## [What needs to be done]
Review the material line by line. Identify and copy every line that contains the string "cose".

--- START Dataset records ---

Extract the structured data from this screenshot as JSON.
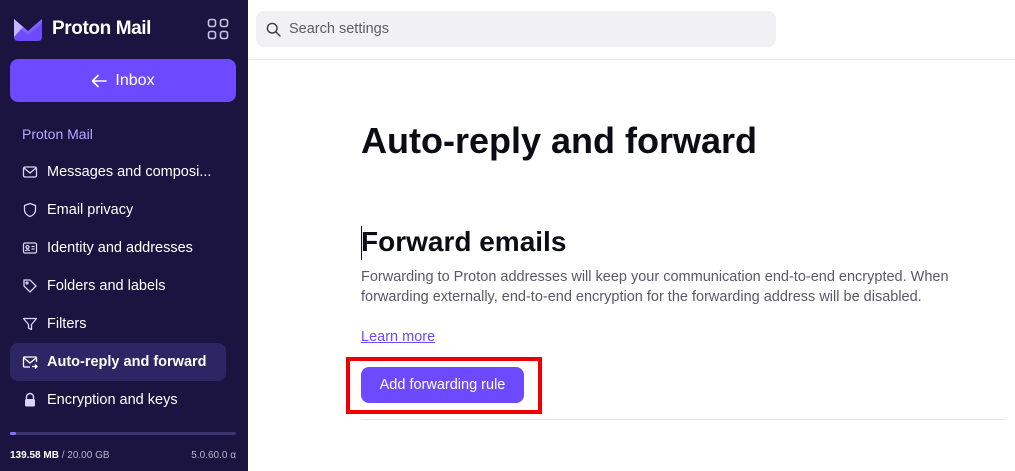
{
  "brand": {
    "name": "Proton Mail"
  },
  "sidebar": {
    "inbox_button": "Inbox",
    "section_label": "Proton Mail",
    "items": [
      {
        "label": "Messages and composi...",
        "icon": "envelope-icon",
        "active": false
      },
      {
        "label": "Email privacy",
        "icon": "shield-icon",
        "active": false
      },
      {
        "label": "Identity and addresses",
        "icon": "id-card-icon",
        "active": false
      },
      {
        "label": "Folders and labels",
        "icon": "tag-icon",
        "active": false
      },
      {
        "label": "Filters",
        "icon": "filter-icon",
        "active": false
      },
      {
        "label": "Auto-reply and forward",
        "icon": "envelope-forward-icon",
        "active": true
      },
      {
        "label": "Encryption and keys",
        "icon": "lock-icon",
        "active": false
      }
    ],
    "storage": {
      "used": "139.58 MB",
      "separator": " / ",
      "total": "20.00 GB",
      "used_fraction": 0.0068
    },
    "version": "5.0.60.0 α"
  },
  "search": {
    "placeholder": "Search settings",
    "value": ""
  },
  "main": {
    "page_title": "Auto-reply and forward",
    "section_title": "Forward emails",
    "description": "Forwarding to Proton addresses will keep your communication end-to-end encrypted. When forwarding externally, end-to-end encryption for the forwarding address will be disabled.",
    "learn_more": "Learn more",
    "add_button": "Add forwarding rule"
  },
  "colors": {
    "sidebar_bg": "#1b1340",
    "accent": "#6d4aff",
    "active_item_bg": "#2e2565",
    "highlight": "#ee0000"
  }
}
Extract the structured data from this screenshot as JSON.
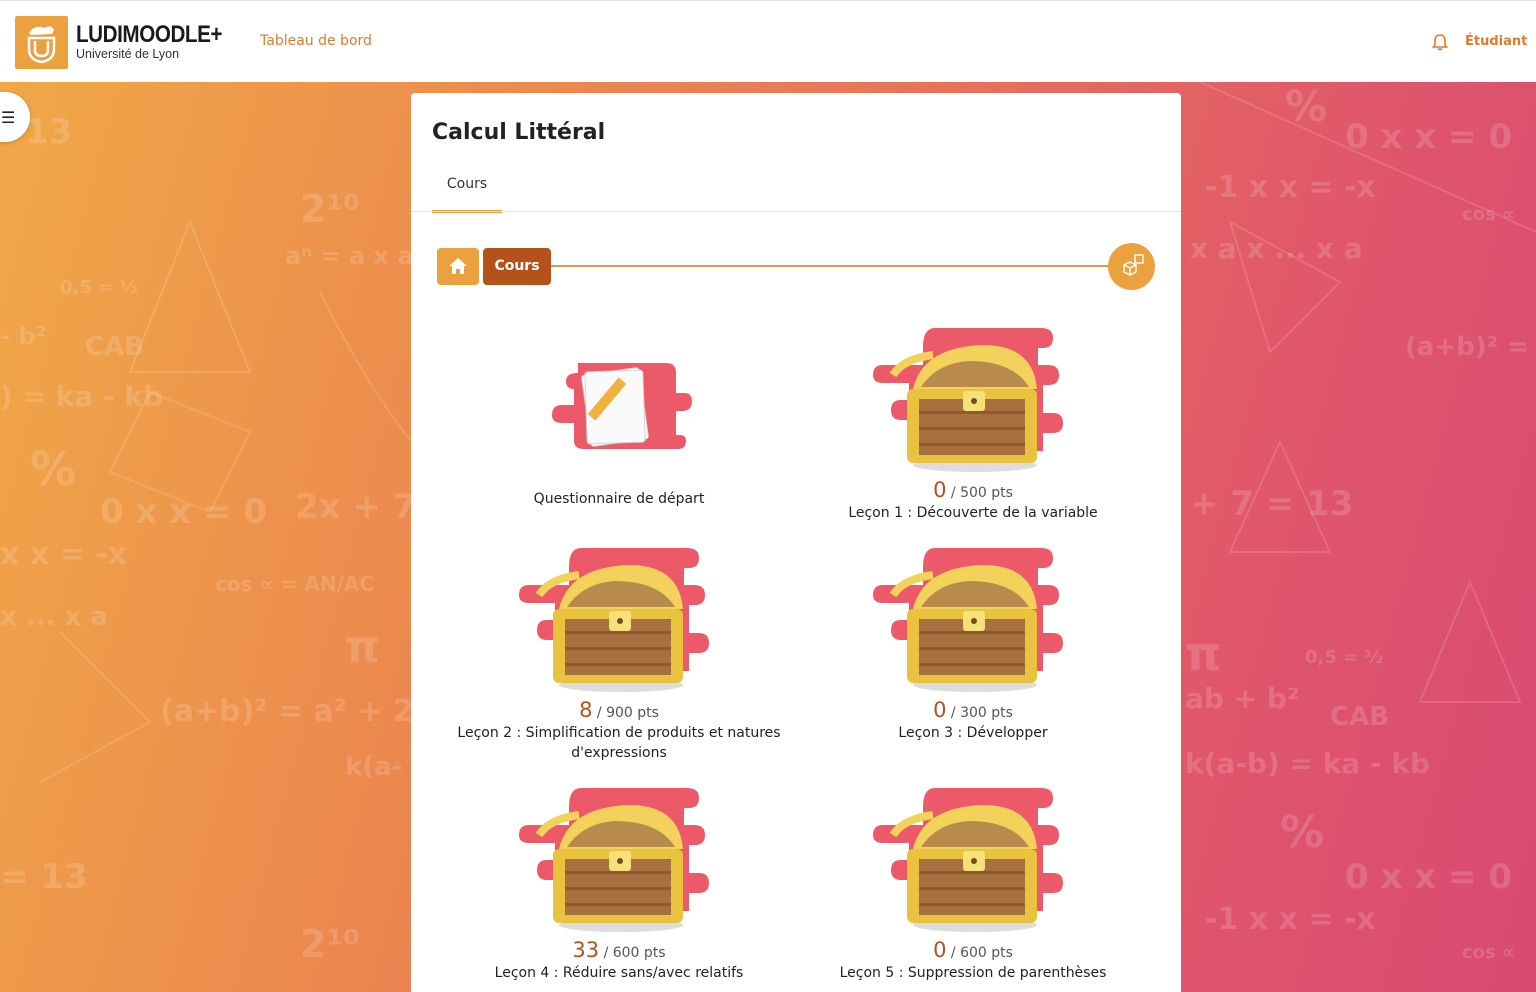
{
  "header": {
    "brand_title": "LUDIMOODLE+",
    "brand_subtitle": "Université de Lyon",
    "nav_link": "Tableau de bord",
    "user_label": "Étudiant"
  },
  "course": {
    "title": "Calcul Littéral",
    "tabs": [
      {
        "label": "Cours"
      }
    ]
  },
  "breadcrumb": {
    "current": "Cours"
  },
  "items": [
    {
      "label": "Questionnaire de départ",
      "type": "quiz"
    },
    {
      "label": "Leçon 1 : Découverte de la variable",
      "score": "0",
      "max": "/ 500 pts",
      "type": "chest"
    },
    {
      "label": "Leçon 2 : Simplification de produits et natures d'expressions",
      "score": "8",
      "max": "/ 900 pts",
      "type": "chest"
    },
    {
      "label": "Leçon 3 : Développer",
      "score": "0",
      "max": "/ 300 pts",
      "type": "chest"
    },
    {
      "label": "Leçon 4 : Réduire sans/avec relatifs",
      "score": "33",
      "max": "/ 600 pts",
      "type": "chest"
    },
    {
      "label": "Leçon 5 : Suppression de parenthèses",
      "score": "0",
      "max": "/ 600 pts",
      "type": "chest"
    }
  ],
  "icons": {
    "logo": "lion-shield-logo",
    "bell": "bell-icon",
    "drawer": "list-icon",
    "home": "home-icon",
    "level_end": "cube-icon"
  },
  "colors": {
    "accent": "#eba13e",
    "accent_dark": "#b5521c",
    "link": "#e07a2c",
    "blob": "#ec5a69"
  }
}
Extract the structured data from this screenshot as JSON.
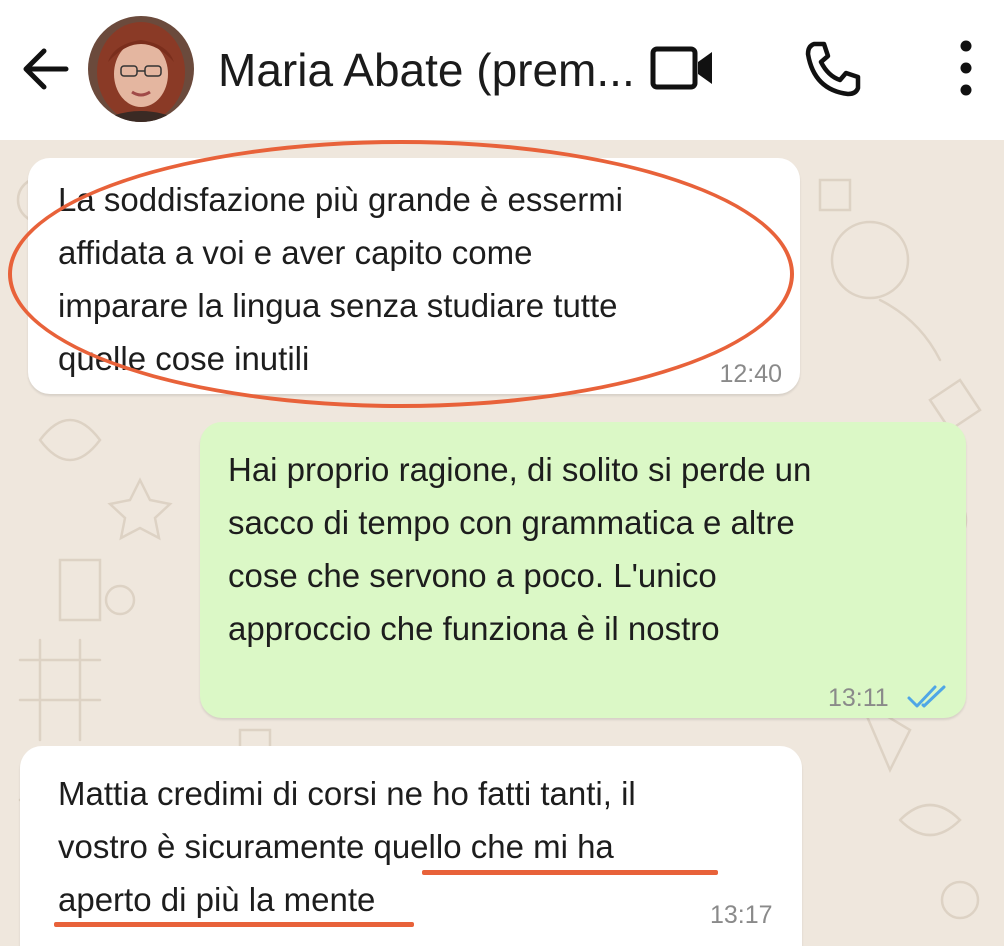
{
  "header": {
    "contact_name": "Maria Abate (prem..."
  },
  "messages": [
    {
      "direction": "incoming",
      "lines": [
        "La soddisfazione più grande è essermi",
        "affidata a voi e aver capito come",
        "imparare la lingua senza studiare tutte",
        "quelle cose inutili"
      ],
      "time": "12:40"
    },
    {
      "direction": "outgoing",
      "lines": [
        "Hai proprio ragione, di solito si perde un",
        "sacco di tempo con grammatica e altre",
        "cose che servono a poco. L'unico",
        "approccio che funziona è il nostro"
      ],
      "time": "13:11",
      "status": "read"
    },
    {
      "direction": "incoming",
      "lines": [
        "Mattia credimi di corsi ne ho fatti tanti, il",
        "vostro è sicuramente quello che mi ha",
        "aperto di più la mente"
      ],
      "time": "13:17"
    }
  ],
  "colors": {
    "highlight": "#e8623a",
    "incoming_bubble": "#ffffff",
    "outgoing_bubble": "#dbf8c6",
    "chat_background": "#efe7dd",
    "read_ticks": "#4fa6e6"
  },
  "icons": {
    "back": "arrow-left-icon",
    "video": "video-camera-icon",
    "call": "phone-icon",
    "menu": "more-vertical-icon"
  }
}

--- END Dataset records ---

## [Complete response]
        "quelle cose inutili"
        "cose che servono a poco. L'unico",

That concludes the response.